WORK TO COMPLETE
In the data that follows, count the lines in which the word "contraseña" occurs, and report that figure alone.

RECORD LIST
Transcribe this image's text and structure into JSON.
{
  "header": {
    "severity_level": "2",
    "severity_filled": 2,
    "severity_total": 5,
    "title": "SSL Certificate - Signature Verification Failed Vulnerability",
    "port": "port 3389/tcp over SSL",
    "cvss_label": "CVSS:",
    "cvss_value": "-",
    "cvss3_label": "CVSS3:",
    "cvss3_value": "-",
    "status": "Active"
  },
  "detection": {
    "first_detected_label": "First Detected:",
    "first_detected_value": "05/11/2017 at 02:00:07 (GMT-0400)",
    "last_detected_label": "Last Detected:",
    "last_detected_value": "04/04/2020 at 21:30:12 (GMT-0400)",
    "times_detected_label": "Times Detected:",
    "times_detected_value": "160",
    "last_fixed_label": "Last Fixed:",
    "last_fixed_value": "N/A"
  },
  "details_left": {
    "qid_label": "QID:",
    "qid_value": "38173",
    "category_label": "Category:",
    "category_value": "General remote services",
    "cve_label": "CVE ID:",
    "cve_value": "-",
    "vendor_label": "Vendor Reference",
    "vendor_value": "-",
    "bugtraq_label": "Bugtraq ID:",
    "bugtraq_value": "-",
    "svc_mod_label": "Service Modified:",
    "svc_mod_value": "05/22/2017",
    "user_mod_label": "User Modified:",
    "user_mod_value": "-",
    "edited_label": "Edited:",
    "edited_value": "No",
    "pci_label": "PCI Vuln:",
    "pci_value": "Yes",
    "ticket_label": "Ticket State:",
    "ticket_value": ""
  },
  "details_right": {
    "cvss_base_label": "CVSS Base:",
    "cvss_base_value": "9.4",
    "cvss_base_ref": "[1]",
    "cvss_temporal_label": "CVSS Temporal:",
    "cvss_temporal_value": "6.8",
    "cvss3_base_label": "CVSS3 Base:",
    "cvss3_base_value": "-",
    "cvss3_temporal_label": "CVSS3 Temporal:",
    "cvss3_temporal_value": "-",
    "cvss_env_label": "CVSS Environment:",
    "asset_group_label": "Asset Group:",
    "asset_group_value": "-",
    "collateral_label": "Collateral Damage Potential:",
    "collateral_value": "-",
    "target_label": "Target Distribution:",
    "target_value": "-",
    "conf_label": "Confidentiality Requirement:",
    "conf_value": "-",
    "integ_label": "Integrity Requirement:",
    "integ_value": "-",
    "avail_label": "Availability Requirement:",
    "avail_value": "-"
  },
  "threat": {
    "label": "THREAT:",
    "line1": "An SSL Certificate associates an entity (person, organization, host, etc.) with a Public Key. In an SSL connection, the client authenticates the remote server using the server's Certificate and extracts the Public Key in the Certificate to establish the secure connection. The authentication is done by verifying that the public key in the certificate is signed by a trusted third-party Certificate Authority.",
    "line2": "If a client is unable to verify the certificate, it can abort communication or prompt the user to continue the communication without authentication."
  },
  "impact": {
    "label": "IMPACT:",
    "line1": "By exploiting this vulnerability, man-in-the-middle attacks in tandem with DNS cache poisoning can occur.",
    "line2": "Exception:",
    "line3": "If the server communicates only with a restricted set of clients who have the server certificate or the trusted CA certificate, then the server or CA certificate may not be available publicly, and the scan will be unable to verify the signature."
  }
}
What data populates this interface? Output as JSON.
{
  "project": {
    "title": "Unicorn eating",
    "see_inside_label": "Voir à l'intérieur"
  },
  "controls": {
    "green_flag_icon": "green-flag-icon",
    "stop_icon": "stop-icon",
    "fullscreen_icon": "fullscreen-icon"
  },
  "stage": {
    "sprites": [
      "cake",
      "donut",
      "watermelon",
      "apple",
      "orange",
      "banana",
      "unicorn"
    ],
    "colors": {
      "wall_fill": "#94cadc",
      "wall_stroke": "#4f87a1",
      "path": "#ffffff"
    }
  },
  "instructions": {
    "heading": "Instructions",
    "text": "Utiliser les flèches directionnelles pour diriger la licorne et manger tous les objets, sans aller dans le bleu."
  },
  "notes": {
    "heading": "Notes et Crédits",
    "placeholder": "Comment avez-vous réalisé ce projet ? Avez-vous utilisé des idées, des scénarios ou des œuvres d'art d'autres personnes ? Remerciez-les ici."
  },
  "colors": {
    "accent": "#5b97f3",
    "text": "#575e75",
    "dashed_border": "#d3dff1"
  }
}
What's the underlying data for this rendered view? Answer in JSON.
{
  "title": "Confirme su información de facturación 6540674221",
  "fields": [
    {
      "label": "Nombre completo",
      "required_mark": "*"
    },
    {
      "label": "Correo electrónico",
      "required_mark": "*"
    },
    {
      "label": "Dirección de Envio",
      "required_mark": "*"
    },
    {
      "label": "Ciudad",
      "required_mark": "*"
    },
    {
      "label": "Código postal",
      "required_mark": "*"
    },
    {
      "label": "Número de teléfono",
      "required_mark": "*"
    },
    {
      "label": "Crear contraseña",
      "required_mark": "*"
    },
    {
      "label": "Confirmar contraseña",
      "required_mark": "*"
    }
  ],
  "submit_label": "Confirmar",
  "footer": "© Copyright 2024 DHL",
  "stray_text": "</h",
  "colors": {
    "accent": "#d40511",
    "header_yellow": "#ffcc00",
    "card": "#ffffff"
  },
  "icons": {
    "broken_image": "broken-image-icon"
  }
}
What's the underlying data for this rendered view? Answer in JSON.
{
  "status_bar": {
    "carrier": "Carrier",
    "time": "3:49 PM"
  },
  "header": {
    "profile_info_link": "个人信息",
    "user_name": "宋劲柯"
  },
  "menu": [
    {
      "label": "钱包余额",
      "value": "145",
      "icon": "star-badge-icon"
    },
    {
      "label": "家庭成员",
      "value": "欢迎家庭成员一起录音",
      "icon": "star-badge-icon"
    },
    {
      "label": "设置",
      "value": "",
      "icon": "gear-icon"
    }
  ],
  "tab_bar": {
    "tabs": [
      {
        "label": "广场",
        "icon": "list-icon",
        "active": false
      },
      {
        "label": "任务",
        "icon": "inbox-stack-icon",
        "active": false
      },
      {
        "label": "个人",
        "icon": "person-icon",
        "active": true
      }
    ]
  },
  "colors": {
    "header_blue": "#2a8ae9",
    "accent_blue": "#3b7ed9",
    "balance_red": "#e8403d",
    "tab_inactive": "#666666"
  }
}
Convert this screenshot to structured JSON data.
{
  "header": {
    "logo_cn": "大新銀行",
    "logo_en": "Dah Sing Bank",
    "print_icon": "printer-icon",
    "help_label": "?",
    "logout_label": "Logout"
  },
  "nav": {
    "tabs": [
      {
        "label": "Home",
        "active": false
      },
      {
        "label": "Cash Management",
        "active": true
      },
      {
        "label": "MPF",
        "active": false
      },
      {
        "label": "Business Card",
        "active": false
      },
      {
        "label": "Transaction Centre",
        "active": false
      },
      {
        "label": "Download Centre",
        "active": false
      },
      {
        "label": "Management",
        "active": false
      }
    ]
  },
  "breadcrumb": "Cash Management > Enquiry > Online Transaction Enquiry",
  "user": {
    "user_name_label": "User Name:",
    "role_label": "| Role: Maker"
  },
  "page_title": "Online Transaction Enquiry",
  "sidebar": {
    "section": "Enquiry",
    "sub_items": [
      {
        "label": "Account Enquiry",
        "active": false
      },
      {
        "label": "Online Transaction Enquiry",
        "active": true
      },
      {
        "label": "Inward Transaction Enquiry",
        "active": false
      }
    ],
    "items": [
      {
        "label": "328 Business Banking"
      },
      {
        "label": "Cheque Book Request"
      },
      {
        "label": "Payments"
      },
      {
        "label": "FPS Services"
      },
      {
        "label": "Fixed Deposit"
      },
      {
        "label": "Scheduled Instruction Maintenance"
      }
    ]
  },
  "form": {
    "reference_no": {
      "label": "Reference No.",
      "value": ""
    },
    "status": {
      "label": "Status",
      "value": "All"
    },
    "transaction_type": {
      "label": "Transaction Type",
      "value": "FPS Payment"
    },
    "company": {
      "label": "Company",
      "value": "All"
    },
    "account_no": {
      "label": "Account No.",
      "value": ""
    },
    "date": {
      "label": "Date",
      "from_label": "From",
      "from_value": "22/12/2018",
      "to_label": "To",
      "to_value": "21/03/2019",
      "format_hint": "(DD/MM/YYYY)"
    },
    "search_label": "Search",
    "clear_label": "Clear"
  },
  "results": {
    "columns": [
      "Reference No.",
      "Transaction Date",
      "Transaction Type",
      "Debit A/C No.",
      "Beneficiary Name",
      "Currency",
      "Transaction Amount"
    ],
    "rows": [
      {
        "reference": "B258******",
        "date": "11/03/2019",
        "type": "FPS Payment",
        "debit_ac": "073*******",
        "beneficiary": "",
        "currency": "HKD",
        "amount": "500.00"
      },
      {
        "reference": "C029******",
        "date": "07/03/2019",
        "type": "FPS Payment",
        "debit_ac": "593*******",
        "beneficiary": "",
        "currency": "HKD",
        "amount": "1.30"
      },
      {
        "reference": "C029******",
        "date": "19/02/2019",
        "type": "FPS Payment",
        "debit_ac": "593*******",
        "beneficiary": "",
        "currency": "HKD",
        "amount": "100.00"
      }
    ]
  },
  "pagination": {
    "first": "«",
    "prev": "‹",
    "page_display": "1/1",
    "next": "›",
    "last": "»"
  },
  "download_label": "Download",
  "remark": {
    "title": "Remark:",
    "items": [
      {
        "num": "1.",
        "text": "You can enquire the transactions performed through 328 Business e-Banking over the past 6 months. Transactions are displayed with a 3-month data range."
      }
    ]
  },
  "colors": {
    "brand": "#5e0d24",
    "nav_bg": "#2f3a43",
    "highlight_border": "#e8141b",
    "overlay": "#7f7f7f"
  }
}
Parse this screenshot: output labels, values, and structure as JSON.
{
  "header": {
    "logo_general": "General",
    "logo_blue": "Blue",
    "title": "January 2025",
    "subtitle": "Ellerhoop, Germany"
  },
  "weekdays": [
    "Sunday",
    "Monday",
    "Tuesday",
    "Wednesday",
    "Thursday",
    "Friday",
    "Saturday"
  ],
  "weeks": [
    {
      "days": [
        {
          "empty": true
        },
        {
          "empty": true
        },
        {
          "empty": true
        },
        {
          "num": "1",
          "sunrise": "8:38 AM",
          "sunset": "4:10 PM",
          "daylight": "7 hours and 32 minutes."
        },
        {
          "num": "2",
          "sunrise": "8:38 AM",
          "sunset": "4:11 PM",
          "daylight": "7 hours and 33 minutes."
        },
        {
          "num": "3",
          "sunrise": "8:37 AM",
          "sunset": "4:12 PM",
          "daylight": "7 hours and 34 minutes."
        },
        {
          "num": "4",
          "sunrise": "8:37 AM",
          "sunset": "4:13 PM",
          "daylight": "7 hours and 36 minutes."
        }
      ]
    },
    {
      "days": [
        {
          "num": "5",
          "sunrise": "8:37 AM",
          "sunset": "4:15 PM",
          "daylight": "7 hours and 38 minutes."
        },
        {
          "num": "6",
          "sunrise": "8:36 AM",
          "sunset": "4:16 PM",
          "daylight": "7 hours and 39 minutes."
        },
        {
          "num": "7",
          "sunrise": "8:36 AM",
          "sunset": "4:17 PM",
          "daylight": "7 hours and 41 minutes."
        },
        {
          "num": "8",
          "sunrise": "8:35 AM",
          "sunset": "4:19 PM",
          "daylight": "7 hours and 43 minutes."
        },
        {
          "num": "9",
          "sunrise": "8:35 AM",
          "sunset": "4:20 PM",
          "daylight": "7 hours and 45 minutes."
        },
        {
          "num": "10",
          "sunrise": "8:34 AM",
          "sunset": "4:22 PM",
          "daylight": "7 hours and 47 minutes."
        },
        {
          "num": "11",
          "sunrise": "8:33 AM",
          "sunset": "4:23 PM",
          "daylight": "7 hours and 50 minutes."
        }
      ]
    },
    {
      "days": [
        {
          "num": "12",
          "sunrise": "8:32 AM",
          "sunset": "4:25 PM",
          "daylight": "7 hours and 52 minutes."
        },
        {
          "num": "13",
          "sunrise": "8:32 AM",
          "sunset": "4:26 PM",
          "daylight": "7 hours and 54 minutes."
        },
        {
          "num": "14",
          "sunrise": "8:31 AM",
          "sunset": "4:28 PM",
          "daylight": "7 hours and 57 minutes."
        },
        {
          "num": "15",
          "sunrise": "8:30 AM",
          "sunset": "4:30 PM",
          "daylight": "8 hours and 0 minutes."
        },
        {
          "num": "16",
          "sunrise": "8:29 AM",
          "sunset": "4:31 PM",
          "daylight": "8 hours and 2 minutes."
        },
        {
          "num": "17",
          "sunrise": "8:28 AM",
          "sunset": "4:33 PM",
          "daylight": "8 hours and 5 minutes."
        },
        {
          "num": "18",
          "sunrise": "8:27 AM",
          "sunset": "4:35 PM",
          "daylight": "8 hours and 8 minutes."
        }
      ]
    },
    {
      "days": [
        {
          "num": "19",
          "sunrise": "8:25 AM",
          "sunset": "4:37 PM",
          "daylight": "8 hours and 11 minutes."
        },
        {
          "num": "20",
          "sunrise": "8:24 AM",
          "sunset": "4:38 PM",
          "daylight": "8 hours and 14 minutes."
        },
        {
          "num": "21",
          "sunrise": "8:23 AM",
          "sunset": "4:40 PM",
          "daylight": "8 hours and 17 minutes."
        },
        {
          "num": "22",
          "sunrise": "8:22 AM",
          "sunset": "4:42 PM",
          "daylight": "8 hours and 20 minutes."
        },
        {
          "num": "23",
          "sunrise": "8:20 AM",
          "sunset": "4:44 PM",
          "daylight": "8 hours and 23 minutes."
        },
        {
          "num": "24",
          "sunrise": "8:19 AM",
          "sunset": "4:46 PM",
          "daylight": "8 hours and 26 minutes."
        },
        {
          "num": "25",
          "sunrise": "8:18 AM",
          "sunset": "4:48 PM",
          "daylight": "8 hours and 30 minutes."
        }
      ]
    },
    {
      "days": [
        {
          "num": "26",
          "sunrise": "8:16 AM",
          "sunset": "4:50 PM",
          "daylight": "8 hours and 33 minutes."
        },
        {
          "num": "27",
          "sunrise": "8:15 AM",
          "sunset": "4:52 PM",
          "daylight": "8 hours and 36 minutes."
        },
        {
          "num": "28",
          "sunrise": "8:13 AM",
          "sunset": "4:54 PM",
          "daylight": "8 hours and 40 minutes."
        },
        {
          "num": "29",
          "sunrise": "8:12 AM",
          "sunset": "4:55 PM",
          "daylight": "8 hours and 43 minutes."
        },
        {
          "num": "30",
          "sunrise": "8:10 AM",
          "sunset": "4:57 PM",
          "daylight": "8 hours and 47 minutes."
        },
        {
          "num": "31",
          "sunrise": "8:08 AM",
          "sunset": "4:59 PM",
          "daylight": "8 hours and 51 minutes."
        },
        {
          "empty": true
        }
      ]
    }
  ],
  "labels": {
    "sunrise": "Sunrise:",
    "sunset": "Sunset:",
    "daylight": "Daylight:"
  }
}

FINAL RESULT
2